*Exercise prompt*.
Search the listing below for the string "Profile" and show each line that contains it.

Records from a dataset
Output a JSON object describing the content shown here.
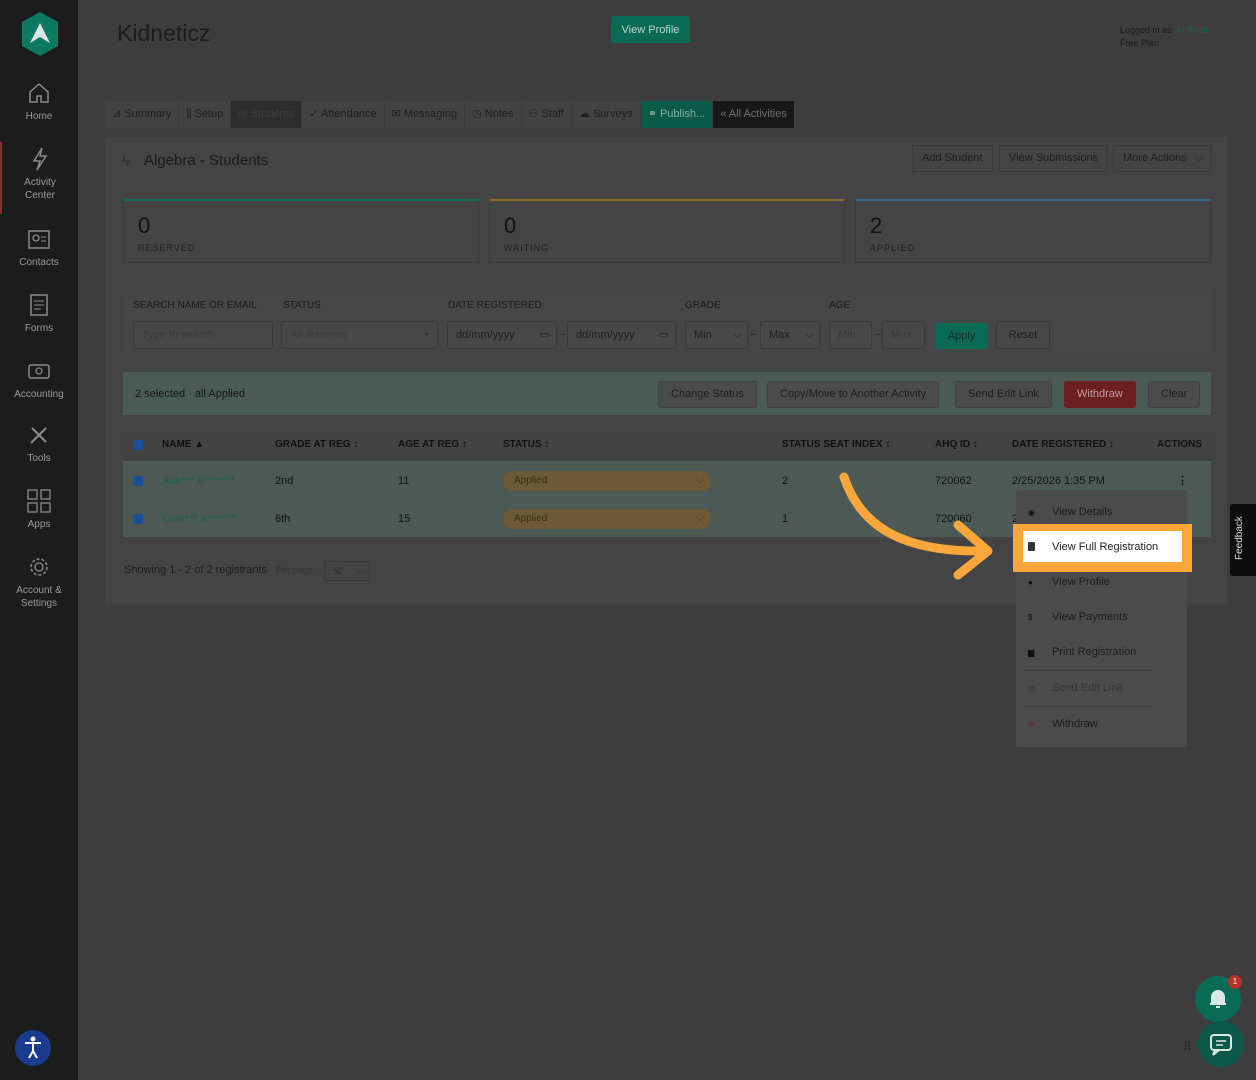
{
  "sidebar": {
    "items": [
      {
        "label": "Home"
      },
      {
        "label": "Activity Center"
      },
      {
        "label": "Contacts"
      },
      {
        "label": "Forms"
      },
      {
        "label": "Accounting"
      },
      {
        "label": "Tools"
      },
      {
        "label": "Apps"
      },
      {
        "label": "Account & Settings"
      }
    ]
  },
  "header": {
    "brand": "Kidneticz",
    "view_profile": "View Profile",
    "logged_in_label": "Logged in as:",
    "user": "Al Rhett",
    "plan": "Free Plan"
  },
  "tabs": [
    {
      "label": "Summary"
    },
    {
      "label": "Setup"
    },
    {
      "label": "Students"
    },
    {
      "label": "Attendance"
    },
    {
      "label": "Messaging"
    },
    {
      "label": "Notes"
    },
    {
      "label": "Staff"
    },
    {
      "label": "Surveys"
    },
    {
      "label": "Publish..."
    },
    {
      "label": "« All Activities"
    }
  ],
  "page": {
    "title": "Algebra - Students",
    "add_student": "Add Student",
    "view_submissions": "View Submissions",
    "more_actions": "More Actions"
  },
  "stats": [
    {
      "number": "0",
      "label": "RESERVED",
      "color": "#0e6e5a"
    },
    {
      "number": "0",
      "label": "WAITING",
      "color": "#8a6a2a"
    },
    {
      "number": "2",
      "label": "APPLIED",
      "color": "#2f6a86"
    }
  ],
  "filters": {
    "search_label": "SEARCH NAME OR EMAIL",
    "search_placeholder": "Type to search...",
    "status_label": "STATUS",
    "status_value": "All statuses",
    "date_label": "DATE REGISTERED",
    "date_from": "dd/mm/yyyy",
    "date_to": "dd/mm/yyyy",
    "grade_label": "GRADE",
    "grade_min": "Min",
    "grade_max": "Max",
    "age_label": "AGE",
    "age_min": "Min",
    "age_max": "Max",
    "apply": "Apply",
    "reset": "Reset"
  },
  "selection": {
    "text": "2 selected · all Applied",
    "change_status": "Change Status",
    "copy_move": "Copy/Move to Another Activity",
    "send_edit_link": "Send Edit Link",
    "withdraw": "Withdraw",
    "clear": "Clear"
  },
  "table": {
    "columns": [
      "NAME ▲",
      "GRADE AT REG ↕",
      "AGE AT REG ↕",
      "STATUS ↕",
      "STATUS SEAT INDEX ↕",
      "AHQ ID ↕",
      "DATE REGISTERED ↕",
      "ACTIONS"
    ],
    "rows": [
      {
        "name": "Anu*** B*******",
        "grade": "2nd",
        "age": "11",
        "status": "Applied",
        "seat": "2",
        "ahq": "720062",
        "date": "2/25/2026 1:35 PM"
      },
      {
        "name": "Cele*** A*******",
        "grade": "6th",
        "age": "15",
        "status": "Applied",
        "seat": "1",
        "ahq": "720060",
        "date": "2"
      }
    ]
  },
  "footer": {
    "showing": "Showing 1 - 2 of 2 registrants",
    "per_page_label": "Per page:",
    "per_page": "50"
  },
  "menu": {
    "items": [
      {
        "label": "View Details",
        "icon": "eye-icon"
      },
      {
        "label": "View Full Registration",
        "icon": "document-icon"
      },
      {
        "label": "View Profile",
        "icon": "user-icon"
      },
      {
        "label": "View Payments",
        "icon": "dollar-icon"
      },
      {
        "label": "Print Registration",
        "icon": "printer-icon"
      },
      {
        "label": "Send Edit Link",
        "icon": "envelope-icon"
      },
      {
        "label": "Withdraw",
        "icon": "minus-circle-icon"
      }
    ]
  },
  "feedback": "Feedback",
  "notifications": {
    "count": "1"
  },
  "colors": {
    "brand": "#0a6b55",
    "highlight": "#f9a63a",
    "withdraw": "#b8302b"
  }
}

*Reply to the task*.
    "view_profile": "View Profile",
        "label": "View Profile",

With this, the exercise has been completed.